- _SET PROBLEM_
In the listing below, count the lines with "text" and report only the figure.

- _AVAILABLE RECORDS_

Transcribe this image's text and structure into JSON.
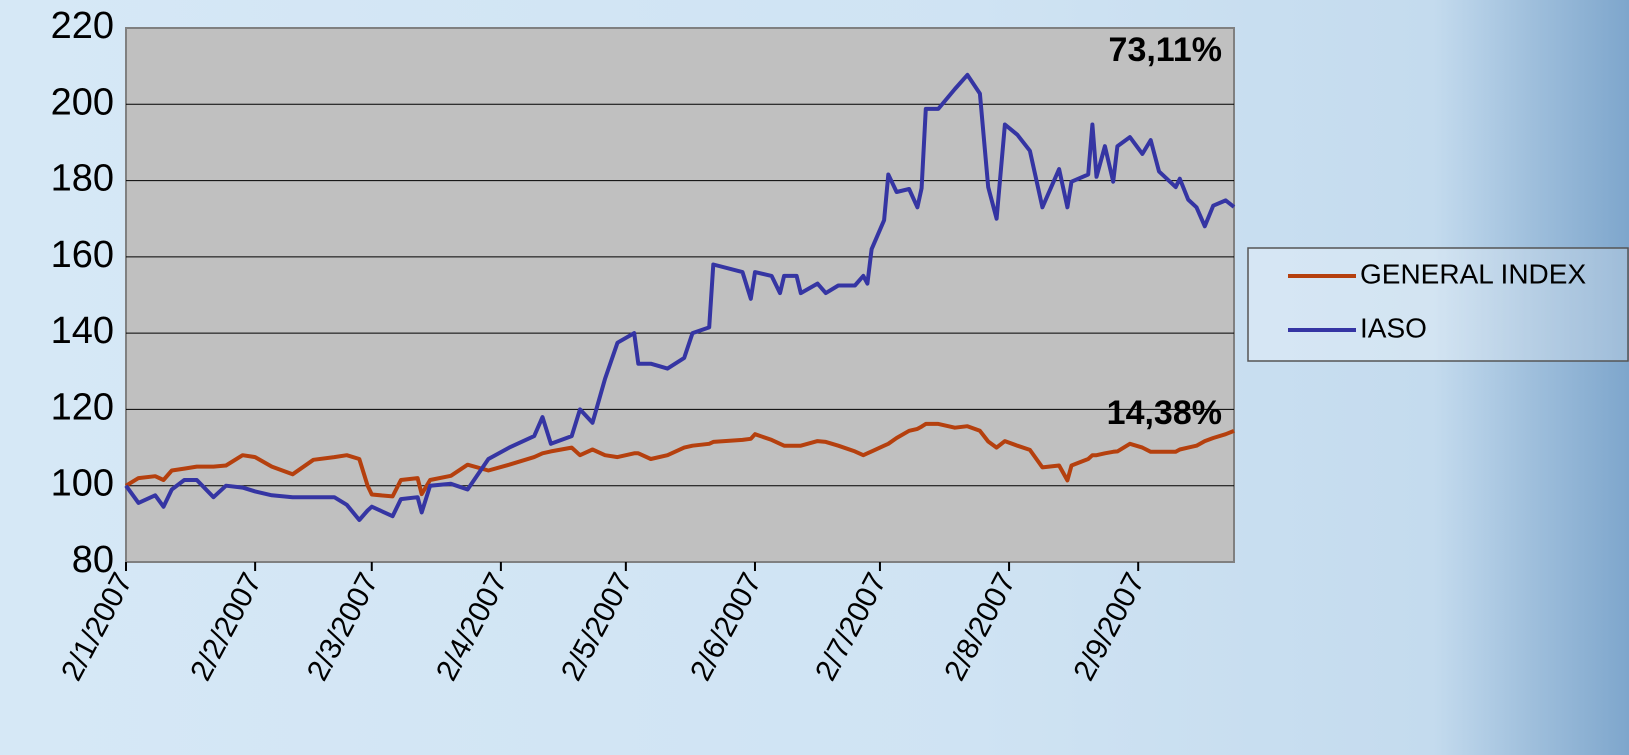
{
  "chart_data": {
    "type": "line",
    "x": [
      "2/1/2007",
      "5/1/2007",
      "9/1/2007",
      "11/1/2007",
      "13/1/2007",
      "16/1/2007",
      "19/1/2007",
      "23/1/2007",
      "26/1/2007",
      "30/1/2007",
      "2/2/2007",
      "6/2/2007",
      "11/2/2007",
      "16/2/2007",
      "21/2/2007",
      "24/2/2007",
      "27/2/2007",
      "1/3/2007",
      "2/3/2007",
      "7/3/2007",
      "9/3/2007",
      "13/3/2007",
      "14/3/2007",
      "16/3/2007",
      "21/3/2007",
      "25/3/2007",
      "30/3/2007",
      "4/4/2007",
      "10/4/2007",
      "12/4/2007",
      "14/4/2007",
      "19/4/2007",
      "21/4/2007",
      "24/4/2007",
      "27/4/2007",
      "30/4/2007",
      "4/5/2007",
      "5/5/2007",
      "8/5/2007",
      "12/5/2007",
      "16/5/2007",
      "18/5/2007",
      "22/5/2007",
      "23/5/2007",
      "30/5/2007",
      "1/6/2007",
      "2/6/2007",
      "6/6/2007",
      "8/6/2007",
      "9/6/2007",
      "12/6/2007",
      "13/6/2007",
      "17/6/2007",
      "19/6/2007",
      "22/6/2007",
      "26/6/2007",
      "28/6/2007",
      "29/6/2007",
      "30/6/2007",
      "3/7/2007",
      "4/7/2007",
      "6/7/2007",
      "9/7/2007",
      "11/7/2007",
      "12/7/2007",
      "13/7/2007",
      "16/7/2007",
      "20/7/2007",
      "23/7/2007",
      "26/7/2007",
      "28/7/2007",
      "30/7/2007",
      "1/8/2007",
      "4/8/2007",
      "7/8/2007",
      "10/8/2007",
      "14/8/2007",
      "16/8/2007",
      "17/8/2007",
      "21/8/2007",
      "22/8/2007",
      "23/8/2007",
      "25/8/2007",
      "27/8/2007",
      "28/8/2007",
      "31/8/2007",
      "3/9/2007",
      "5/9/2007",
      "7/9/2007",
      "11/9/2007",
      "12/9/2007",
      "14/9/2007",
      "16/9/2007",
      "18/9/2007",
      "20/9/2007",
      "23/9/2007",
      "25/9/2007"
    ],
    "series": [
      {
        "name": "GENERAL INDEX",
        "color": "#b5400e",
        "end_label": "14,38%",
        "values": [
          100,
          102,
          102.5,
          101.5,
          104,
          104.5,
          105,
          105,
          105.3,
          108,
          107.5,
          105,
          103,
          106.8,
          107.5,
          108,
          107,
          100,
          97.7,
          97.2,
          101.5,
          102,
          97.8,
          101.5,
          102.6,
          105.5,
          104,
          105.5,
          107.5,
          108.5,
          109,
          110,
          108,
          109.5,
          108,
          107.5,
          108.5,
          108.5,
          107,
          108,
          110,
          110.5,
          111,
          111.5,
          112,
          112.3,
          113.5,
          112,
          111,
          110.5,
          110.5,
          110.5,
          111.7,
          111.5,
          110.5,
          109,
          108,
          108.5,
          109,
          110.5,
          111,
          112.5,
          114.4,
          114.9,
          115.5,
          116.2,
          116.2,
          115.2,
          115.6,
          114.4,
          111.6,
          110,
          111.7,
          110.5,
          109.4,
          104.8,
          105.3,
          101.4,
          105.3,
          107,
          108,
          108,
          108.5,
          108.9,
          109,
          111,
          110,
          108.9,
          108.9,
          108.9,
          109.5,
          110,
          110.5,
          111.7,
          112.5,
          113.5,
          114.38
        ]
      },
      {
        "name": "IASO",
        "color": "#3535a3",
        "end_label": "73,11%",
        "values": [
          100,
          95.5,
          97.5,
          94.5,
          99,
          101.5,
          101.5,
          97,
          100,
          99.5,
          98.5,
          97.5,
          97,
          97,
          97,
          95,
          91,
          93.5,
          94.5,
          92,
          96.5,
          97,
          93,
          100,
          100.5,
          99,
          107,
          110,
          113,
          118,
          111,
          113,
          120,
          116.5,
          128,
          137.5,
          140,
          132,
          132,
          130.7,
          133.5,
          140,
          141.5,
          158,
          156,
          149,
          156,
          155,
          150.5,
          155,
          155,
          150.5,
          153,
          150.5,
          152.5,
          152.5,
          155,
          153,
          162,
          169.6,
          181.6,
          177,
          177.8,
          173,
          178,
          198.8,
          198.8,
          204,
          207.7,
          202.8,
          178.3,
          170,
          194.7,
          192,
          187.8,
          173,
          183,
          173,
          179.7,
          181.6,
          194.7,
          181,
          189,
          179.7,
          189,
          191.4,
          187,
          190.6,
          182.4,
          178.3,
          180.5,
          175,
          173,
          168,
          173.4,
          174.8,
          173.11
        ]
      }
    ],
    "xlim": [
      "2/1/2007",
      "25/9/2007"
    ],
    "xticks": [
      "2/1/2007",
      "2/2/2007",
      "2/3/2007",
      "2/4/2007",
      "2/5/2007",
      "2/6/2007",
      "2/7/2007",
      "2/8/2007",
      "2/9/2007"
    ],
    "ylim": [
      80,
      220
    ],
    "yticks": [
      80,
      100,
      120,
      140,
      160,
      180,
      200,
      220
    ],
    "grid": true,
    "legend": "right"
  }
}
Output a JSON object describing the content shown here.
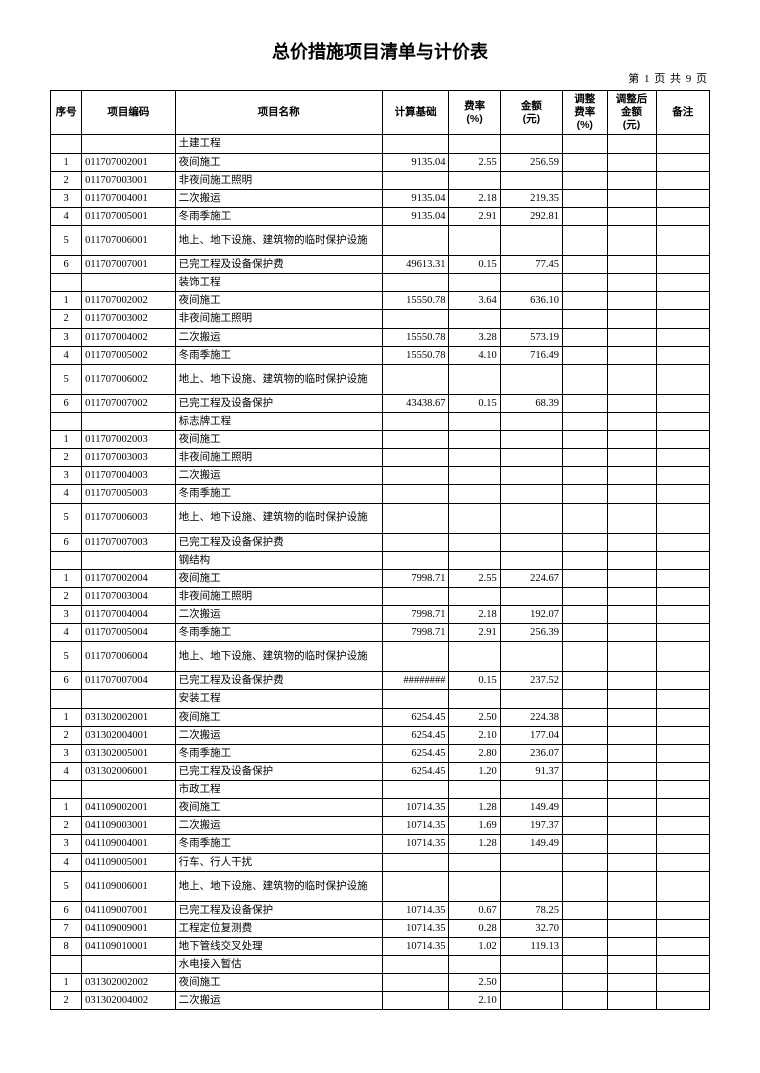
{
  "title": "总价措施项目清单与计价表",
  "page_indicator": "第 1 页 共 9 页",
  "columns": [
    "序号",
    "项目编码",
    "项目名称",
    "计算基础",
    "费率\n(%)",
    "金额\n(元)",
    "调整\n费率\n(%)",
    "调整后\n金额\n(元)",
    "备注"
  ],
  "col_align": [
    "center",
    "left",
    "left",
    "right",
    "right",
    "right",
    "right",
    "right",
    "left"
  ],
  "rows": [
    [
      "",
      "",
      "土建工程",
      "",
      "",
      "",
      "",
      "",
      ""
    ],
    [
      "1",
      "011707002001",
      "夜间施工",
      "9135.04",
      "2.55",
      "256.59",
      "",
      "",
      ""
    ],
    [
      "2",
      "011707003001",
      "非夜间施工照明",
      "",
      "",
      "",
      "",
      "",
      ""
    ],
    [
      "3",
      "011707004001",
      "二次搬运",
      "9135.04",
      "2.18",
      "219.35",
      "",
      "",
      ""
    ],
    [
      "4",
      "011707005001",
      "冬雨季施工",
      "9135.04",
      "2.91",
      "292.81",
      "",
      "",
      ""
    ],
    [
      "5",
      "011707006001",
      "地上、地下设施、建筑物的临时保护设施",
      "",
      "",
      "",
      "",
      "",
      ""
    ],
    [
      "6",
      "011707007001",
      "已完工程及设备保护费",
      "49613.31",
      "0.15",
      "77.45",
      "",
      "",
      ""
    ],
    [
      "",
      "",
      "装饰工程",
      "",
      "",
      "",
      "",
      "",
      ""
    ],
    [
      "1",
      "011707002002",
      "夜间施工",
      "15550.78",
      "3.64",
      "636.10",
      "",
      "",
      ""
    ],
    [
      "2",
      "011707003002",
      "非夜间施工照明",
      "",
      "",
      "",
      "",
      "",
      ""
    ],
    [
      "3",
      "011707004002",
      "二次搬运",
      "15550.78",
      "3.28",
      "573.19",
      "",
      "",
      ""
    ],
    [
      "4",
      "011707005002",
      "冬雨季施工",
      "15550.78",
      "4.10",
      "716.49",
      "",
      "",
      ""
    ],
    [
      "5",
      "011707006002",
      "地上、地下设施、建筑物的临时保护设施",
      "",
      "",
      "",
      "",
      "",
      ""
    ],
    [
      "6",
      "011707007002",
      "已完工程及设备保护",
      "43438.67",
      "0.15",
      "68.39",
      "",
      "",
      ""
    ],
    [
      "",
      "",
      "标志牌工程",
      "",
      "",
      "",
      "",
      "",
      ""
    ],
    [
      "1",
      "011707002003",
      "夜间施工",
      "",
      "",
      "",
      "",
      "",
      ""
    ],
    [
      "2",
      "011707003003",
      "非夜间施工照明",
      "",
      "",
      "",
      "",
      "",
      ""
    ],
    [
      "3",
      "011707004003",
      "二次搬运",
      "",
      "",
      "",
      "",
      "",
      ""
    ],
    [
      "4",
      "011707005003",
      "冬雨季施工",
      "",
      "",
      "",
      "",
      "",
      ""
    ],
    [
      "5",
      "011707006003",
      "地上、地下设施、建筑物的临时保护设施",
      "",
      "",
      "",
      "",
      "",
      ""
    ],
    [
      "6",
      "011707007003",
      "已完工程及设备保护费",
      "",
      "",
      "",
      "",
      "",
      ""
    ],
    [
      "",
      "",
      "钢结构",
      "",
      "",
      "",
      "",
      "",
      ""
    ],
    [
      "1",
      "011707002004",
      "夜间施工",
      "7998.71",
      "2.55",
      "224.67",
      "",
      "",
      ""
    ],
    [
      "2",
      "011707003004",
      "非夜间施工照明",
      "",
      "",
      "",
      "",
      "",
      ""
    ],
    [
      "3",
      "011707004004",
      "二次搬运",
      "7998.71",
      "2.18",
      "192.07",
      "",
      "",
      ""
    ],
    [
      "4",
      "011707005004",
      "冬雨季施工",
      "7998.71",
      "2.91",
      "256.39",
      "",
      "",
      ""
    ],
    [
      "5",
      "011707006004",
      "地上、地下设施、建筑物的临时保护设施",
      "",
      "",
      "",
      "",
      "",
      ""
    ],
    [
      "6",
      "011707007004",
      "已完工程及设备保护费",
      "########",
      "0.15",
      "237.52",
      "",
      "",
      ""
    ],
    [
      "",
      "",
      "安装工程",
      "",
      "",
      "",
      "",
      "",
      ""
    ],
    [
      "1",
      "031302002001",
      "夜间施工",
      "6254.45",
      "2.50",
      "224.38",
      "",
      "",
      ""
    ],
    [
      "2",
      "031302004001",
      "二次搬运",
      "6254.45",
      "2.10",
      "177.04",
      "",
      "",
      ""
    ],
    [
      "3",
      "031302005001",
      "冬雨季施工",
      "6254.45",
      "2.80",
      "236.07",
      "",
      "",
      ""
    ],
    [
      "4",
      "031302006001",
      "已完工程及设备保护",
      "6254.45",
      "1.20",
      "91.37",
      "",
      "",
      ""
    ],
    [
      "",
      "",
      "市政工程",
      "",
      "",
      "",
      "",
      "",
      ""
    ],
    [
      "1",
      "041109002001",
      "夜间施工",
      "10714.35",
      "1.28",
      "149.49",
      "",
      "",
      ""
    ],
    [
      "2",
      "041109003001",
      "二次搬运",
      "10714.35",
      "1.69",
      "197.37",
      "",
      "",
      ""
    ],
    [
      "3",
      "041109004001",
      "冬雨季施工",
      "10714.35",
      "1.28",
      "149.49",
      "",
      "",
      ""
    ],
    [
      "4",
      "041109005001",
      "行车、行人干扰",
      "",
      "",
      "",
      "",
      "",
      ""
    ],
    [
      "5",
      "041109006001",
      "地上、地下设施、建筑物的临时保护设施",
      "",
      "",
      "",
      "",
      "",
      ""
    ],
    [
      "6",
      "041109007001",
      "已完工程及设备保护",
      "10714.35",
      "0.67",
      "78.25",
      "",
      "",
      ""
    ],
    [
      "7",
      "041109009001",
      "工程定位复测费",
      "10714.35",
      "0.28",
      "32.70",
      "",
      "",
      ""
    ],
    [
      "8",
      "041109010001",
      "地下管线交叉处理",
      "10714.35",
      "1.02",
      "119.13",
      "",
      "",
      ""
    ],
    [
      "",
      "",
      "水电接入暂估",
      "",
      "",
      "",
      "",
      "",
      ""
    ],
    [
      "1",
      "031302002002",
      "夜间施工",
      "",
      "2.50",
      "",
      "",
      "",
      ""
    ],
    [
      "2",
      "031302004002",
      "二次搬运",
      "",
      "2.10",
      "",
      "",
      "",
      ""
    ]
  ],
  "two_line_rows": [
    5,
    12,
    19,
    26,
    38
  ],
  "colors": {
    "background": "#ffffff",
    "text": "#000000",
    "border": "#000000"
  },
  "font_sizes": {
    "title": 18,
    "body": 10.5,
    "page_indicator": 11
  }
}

- _FULL ANSWER_
2